WORK TO DO
Select the lines of the records containing the word "nettó" and list them.

INPUT DATA
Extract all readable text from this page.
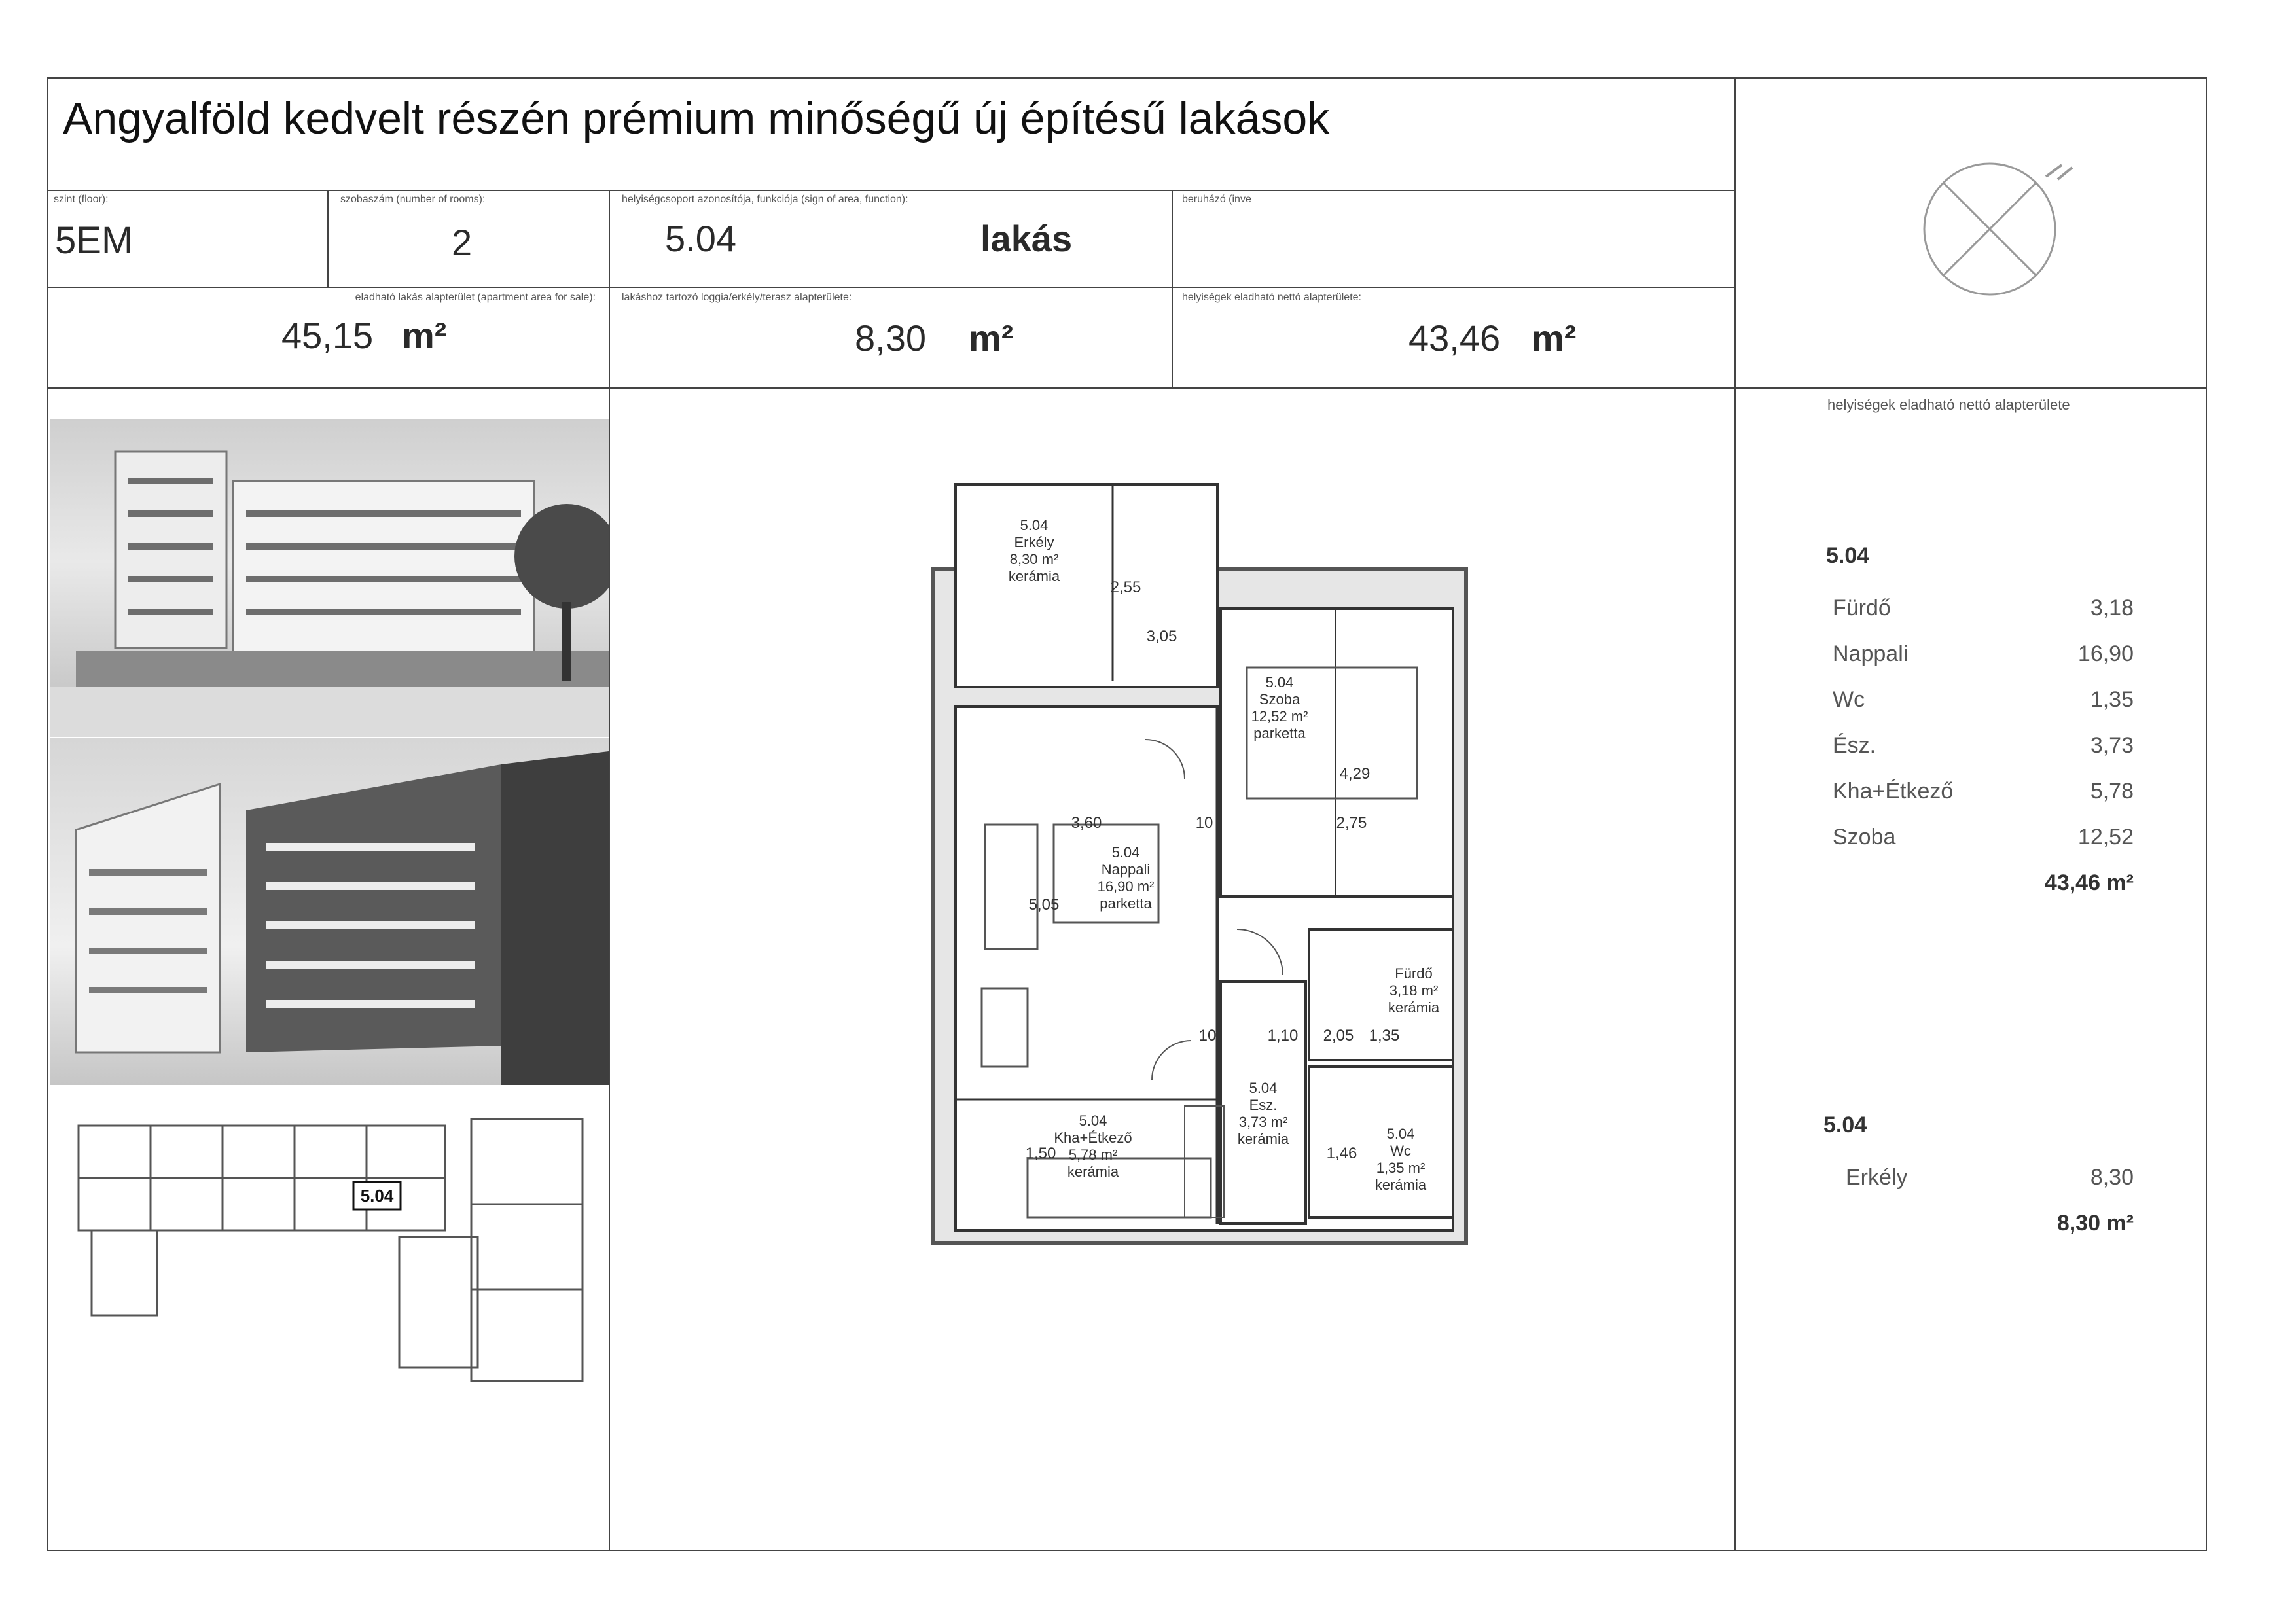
Angyalföld kedvelt részén prémium minőségű új építésű lakások
szint (floor):
5EM
szobaszám (number of rooms):
2
helyiségcsoport azonosítója, funkciója (sign of area, function):
5.04	lakás
beruházó (inve
eladható lakás alapterület (apartment area for sale):
45,15 m²
lakáshoz tartozó loggia/erkély/terasz alapterülete:
8,30 m²
helyiségek eladható nettó alapterülete:
43,46 m²
5.04
5.04
Erkély
8,30 m²
kerámia
5.04
Szoba
12,52 m²
parketta
5.04
Nappali
16,90 m²
parketta
Fürdő
3,18 m²
kerámia
5.04
Esz.
3,73 m²
kerámia
5.04
Kha+Étkező
5,78 m²
kerámia
5.04
Wc
1,35 m²
kerámia
2,55
3,05
4,29
2,75
3,60	10
5,05
1,10
10	2,05 1,35
1,50	1,46
helyiségek eladható nettó alapterülete
5.04
Fürdő	3,18
Nappali	16,90
Wc	1,35
Ész.	3,73
Kha+Étkező	5,78
Szoba	12,52
43,46 m²
5.04
Erkély	8,30
8,30 m²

SOLUTION TO THIS EXERCISE
helyiségek eladható nettó alapterülete:
helyiségek eladható nettó alapterülete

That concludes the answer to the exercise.